DATASET EXTRACT =
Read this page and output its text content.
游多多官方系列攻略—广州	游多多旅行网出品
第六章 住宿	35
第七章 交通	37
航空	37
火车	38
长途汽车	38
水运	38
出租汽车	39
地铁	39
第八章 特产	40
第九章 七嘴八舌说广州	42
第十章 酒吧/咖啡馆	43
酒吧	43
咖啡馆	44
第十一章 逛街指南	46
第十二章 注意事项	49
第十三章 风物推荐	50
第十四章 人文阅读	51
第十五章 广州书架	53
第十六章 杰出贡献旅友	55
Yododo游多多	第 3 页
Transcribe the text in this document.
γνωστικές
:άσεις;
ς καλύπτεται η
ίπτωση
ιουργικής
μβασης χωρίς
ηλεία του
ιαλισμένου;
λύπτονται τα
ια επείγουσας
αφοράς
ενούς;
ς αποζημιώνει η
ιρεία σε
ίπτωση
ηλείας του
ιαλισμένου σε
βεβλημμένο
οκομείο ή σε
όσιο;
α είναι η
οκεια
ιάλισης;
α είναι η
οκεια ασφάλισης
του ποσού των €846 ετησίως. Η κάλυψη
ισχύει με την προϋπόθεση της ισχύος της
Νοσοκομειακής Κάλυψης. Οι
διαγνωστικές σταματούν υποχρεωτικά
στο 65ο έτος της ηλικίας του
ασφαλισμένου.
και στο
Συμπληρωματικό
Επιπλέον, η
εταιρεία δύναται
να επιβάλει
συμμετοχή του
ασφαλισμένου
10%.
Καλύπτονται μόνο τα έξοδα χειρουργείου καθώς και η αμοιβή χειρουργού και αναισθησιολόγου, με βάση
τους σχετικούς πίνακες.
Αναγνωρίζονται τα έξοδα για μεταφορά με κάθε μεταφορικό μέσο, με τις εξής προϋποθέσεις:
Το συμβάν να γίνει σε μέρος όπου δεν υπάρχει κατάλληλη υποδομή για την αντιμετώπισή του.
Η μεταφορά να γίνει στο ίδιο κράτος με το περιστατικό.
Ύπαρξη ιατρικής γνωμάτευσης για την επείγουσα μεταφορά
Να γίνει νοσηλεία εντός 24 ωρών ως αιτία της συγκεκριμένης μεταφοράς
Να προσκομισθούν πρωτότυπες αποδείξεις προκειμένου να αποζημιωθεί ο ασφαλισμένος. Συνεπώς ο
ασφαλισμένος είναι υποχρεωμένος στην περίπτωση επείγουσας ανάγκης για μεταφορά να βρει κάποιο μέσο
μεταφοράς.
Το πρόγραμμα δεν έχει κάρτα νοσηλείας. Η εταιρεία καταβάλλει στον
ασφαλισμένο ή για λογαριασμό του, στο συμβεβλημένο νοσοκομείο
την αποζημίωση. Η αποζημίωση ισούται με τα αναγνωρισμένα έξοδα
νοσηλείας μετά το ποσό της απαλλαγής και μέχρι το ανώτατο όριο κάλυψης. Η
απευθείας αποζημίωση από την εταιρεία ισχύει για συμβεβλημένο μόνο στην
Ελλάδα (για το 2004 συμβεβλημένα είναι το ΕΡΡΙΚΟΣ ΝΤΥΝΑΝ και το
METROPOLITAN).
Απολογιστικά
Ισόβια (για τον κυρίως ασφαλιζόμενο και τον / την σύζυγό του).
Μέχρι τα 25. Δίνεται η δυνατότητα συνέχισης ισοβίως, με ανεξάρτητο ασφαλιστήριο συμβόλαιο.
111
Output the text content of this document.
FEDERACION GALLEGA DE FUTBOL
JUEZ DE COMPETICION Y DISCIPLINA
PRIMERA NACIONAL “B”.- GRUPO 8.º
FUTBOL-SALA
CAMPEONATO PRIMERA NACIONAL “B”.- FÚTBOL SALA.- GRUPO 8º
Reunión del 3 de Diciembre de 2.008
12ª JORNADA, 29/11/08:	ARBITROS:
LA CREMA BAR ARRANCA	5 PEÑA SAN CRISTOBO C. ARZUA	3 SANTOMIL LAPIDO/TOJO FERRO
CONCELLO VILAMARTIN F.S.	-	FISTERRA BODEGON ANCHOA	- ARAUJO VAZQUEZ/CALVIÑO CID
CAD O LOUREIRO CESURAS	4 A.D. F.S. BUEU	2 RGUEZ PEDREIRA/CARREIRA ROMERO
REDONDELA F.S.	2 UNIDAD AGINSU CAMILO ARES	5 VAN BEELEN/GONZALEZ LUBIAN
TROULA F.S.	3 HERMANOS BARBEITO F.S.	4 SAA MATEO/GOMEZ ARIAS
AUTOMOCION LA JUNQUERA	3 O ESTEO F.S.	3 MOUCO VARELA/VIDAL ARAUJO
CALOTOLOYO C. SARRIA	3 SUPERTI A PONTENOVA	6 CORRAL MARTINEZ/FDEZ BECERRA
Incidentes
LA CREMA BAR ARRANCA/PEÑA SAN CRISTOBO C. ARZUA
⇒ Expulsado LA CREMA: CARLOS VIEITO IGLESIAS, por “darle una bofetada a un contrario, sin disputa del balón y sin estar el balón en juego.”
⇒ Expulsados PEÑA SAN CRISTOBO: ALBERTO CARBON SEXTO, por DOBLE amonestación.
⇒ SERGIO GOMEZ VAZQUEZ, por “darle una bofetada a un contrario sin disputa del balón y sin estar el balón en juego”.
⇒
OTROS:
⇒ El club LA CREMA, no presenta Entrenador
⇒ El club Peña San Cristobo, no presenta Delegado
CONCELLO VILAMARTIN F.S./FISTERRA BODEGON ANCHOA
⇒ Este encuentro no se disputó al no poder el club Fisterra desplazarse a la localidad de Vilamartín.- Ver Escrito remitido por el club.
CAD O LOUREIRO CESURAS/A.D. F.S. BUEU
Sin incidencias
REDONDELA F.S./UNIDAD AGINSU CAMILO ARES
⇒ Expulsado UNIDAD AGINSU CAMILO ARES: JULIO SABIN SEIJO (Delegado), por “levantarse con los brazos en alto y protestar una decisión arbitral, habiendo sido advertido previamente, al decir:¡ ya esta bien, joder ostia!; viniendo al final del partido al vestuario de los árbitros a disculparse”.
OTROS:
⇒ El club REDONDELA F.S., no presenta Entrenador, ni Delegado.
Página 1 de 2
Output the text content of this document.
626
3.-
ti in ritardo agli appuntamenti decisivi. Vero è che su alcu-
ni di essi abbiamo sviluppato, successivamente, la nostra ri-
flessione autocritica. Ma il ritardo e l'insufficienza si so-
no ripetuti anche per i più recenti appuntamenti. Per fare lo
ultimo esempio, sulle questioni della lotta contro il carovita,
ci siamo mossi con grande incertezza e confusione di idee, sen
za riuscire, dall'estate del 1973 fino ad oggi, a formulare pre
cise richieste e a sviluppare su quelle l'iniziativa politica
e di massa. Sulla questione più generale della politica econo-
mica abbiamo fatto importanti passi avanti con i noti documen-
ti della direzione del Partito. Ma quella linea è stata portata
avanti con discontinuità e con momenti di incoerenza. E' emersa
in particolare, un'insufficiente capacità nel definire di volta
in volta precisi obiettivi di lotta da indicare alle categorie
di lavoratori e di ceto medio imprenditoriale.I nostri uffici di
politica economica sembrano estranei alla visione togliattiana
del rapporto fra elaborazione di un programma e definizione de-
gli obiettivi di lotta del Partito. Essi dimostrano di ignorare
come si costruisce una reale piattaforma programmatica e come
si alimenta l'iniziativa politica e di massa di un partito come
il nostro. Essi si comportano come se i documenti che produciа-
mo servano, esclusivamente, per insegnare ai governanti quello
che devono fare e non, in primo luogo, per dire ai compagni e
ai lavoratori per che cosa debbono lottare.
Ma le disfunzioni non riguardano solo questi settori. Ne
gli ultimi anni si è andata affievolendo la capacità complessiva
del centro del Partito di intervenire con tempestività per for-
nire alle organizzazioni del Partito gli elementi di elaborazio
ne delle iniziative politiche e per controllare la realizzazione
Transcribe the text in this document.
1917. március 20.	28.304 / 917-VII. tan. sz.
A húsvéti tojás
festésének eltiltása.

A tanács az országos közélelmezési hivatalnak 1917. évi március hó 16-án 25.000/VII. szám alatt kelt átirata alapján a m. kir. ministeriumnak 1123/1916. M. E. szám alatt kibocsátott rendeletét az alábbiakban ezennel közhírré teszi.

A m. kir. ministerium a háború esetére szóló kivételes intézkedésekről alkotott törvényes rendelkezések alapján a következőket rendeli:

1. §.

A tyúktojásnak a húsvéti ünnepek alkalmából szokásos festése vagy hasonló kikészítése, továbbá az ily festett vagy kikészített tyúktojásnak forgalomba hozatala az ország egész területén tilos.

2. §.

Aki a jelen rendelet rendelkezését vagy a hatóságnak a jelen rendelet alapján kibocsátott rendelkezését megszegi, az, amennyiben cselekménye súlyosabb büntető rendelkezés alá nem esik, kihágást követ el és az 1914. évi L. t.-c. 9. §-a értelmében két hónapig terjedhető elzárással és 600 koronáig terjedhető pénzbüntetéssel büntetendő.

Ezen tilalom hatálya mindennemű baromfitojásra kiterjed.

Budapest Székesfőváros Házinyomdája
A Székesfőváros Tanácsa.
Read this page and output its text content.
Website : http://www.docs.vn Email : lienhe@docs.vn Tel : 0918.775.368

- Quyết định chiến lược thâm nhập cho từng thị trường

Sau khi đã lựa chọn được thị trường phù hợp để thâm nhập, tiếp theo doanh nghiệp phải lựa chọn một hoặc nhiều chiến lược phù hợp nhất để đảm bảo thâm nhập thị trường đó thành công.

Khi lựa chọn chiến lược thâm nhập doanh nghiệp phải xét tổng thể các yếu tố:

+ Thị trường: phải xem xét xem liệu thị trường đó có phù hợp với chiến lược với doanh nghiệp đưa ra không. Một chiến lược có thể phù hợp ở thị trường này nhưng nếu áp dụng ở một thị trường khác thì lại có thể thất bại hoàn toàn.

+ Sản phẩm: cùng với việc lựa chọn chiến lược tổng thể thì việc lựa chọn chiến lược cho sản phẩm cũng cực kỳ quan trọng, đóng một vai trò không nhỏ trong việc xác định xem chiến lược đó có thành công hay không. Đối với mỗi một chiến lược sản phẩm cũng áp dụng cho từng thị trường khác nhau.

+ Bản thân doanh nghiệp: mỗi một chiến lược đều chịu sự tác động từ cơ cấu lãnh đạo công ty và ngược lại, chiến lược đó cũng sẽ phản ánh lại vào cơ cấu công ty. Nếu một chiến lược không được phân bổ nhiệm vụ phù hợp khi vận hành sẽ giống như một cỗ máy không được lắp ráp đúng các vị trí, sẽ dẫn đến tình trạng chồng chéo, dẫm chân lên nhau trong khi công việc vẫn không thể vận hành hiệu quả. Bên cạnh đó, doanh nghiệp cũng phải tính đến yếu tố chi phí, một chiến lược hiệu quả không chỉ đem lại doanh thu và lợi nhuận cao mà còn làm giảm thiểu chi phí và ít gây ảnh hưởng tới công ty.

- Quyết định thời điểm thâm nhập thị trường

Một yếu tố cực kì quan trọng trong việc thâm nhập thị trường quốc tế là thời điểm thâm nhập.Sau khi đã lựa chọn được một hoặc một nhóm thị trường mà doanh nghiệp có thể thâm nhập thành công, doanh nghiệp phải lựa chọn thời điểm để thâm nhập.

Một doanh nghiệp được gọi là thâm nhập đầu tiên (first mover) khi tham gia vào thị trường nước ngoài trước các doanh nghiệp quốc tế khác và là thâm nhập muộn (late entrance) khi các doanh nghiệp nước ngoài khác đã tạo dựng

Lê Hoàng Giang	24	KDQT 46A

GOAL = Find every line that holds "VAZQUEZ" and copy it.

SOLVED EXERCISE =
CONCELLO VILAMARTIN F.S.	-	FISTERRA BODEGON ANCHOA	- ARAUJO VAZQUEZ/CALVIÑO CID
⇒ SERGIO GOMEZ VAZQUEZ, por “darle una bofetada a un contrario sin disputa del balón y sin estar el balón en juego”.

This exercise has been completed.